(Entries taken from a collection)

====================

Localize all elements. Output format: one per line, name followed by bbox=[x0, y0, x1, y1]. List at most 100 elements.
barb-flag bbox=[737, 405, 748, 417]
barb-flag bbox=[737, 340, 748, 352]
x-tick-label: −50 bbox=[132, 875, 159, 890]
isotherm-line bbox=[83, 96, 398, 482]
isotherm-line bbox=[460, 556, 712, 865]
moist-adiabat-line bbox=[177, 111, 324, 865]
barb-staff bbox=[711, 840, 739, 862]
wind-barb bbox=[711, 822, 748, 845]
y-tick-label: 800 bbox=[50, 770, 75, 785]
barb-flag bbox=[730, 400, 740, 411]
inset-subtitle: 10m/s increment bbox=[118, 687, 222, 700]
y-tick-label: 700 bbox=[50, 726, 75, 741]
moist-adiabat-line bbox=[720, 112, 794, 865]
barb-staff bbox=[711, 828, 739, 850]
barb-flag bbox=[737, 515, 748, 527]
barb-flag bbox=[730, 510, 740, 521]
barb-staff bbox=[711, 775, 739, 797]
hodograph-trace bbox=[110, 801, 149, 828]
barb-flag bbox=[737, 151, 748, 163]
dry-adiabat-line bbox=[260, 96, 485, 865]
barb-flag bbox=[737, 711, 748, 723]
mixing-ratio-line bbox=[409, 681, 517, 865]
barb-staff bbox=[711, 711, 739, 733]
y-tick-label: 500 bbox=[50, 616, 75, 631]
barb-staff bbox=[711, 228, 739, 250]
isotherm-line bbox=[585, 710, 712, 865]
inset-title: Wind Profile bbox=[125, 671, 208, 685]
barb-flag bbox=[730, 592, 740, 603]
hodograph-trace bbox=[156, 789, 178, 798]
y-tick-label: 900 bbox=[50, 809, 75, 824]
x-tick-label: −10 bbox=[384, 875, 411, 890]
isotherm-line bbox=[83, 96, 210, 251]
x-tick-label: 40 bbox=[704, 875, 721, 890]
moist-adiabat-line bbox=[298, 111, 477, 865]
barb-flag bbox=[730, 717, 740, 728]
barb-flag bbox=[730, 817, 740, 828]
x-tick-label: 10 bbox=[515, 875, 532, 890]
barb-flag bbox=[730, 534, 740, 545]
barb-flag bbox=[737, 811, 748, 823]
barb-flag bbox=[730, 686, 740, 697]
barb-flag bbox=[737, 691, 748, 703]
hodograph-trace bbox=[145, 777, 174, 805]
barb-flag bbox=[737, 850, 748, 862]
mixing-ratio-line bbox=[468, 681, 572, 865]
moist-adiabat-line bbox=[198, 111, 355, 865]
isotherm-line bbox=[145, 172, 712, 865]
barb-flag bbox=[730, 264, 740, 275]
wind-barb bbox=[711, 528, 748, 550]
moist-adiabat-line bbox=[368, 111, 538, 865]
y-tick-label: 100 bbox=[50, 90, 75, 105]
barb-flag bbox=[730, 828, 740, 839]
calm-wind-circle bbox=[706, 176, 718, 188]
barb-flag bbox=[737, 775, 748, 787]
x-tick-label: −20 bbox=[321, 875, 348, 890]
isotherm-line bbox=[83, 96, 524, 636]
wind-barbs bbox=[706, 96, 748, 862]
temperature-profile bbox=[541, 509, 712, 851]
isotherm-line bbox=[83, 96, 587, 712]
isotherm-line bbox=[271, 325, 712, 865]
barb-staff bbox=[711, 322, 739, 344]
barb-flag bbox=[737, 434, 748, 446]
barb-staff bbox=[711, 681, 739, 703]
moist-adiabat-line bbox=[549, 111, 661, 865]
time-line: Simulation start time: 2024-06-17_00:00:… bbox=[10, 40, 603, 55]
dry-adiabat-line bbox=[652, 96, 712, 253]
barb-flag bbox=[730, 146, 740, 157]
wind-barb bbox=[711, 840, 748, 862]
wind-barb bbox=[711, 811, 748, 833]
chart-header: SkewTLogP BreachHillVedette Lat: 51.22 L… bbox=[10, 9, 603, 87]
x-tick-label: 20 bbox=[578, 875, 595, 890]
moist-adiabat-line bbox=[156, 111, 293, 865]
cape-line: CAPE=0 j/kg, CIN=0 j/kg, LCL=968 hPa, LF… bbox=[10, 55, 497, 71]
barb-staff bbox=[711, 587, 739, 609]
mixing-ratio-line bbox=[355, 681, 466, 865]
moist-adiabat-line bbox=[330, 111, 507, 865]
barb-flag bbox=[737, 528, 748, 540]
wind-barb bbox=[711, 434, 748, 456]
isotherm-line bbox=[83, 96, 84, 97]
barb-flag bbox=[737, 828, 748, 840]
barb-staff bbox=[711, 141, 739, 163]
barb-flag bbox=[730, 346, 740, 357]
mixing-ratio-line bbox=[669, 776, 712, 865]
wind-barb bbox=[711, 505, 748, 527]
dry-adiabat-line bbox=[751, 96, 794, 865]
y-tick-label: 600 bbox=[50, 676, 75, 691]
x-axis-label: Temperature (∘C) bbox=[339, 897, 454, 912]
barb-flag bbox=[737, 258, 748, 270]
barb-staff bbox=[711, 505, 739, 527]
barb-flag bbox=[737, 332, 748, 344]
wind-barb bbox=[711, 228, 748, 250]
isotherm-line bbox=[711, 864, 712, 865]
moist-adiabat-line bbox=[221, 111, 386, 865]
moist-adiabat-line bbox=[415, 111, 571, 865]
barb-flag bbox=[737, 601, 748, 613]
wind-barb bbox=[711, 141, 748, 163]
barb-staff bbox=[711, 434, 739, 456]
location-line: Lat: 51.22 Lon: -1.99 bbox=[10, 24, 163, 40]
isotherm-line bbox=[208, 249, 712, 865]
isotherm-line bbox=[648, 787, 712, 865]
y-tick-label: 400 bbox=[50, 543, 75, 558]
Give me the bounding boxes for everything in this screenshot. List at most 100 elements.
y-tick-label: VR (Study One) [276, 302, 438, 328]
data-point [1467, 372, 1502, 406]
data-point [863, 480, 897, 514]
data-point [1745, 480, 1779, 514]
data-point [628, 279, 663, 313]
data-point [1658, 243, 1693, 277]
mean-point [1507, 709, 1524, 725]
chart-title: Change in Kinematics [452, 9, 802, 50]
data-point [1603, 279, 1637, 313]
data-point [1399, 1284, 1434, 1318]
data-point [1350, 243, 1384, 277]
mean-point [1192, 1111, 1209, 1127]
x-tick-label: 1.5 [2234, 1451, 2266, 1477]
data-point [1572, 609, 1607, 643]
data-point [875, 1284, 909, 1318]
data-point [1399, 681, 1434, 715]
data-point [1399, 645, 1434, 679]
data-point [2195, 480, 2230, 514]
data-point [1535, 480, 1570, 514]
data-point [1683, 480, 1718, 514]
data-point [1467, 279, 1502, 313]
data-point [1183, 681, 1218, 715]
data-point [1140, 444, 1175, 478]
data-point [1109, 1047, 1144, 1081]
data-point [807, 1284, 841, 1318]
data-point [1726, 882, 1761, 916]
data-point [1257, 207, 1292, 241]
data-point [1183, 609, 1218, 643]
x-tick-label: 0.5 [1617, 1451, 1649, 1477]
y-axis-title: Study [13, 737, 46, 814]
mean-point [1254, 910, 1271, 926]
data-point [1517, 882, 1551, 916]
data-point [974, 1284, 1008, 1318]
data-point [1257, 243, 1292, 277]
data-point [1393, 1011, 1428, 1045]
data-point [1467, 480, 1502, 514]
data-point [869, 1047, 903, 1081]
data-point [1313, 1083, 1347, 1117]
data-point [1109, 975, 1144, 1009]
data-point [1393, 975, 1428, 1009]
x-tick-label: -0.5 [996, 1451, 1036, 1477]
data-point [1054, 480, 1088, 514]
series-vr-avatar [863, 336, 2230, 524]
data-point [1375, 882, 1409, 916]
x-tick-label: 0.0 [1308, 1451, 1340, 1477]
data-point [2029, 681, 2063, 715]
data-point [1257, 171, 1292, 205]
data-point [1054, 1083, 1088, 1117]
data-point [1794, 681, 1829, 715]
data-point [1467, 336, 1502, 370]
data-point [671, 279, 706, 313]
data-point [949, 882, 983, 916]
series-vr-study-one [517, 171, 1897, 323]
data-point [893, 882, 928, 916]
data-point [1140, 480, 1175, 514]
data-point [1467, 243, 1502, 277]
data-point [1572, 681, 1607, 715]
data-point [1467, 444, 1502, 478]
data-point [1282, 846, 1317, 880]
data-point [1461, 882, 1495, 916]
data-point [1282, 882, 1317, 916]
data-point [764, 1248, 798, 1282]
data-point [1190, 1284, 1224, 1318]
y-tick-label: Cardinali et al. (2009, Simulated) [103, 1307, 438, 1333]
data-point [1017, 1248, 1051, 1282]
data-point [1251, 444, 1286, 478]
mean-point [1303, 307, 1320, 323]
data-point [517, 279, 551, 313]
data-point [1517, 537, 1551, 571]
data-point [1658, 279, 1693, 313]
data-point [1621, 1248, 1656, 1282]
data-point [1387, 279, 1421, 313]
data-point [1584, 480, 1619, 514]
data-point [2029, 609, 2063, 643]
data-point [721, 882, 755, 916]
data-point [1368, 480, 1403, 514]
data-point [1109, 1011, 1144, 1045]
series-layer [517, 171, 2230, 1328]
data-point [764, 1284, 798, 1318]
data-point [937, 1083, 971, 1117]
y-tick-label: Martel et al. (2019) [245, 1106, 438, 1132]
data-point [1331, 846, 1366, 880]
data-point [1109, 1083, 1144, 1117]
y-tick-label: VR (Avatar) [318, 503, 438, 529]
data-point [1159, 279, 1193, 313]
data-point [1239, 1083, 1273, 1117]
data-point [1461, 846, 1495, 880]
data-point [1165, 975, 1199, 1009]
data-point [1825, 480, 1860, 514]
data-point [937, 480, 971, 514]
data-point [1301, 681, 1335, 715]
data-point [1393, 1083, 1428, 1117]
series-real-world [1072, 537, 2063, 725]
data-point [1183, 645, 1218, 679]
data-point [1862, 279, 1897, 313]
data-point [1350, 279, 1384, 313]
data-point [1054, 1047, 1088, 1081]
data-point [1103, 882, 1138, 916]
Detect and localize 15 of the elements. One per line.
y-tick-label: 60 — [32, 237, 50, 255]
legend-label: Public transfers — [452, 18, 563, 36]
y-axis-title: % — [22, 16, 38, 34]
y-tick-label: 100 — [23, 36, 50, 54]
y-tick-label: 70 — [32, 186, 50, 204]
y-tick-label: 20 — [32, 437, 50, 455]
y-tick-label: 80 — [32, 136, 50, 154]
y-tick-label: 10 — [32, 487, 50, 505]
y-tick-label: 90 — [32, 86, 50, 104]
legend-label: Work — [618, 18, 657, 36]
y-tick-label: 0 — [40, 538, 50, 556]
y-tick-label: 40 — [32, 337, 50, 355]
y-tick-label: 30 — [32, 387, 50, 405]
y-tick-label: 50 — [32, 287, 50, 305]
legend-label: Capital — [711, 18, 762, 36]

====================

REQUIREMENTS: Reproduce verbatim every line from the first one through the line that contains "moist-adiabat-line bbox=[177, 111, 324, 865]", including both of those lines.

THE COMPLETED TASK:
Localize all elements. Output format: one per line, name followed by bbox=[x0, y0, x1, y1]. List at most 100 elements.
barb-flag bbox=[737, 405, 748, 417]
barb-flag bbox=[737, 340, 748, 352]
x-tick-label: −50 bbox=[132, 875, 159, 890]
isotherm-line bbox=[83, 96, 398, 482]
isotherm-line bbox=[460, 556, 712, 865]
moist-adiabat-line bbox=[177, 111, 324, 865]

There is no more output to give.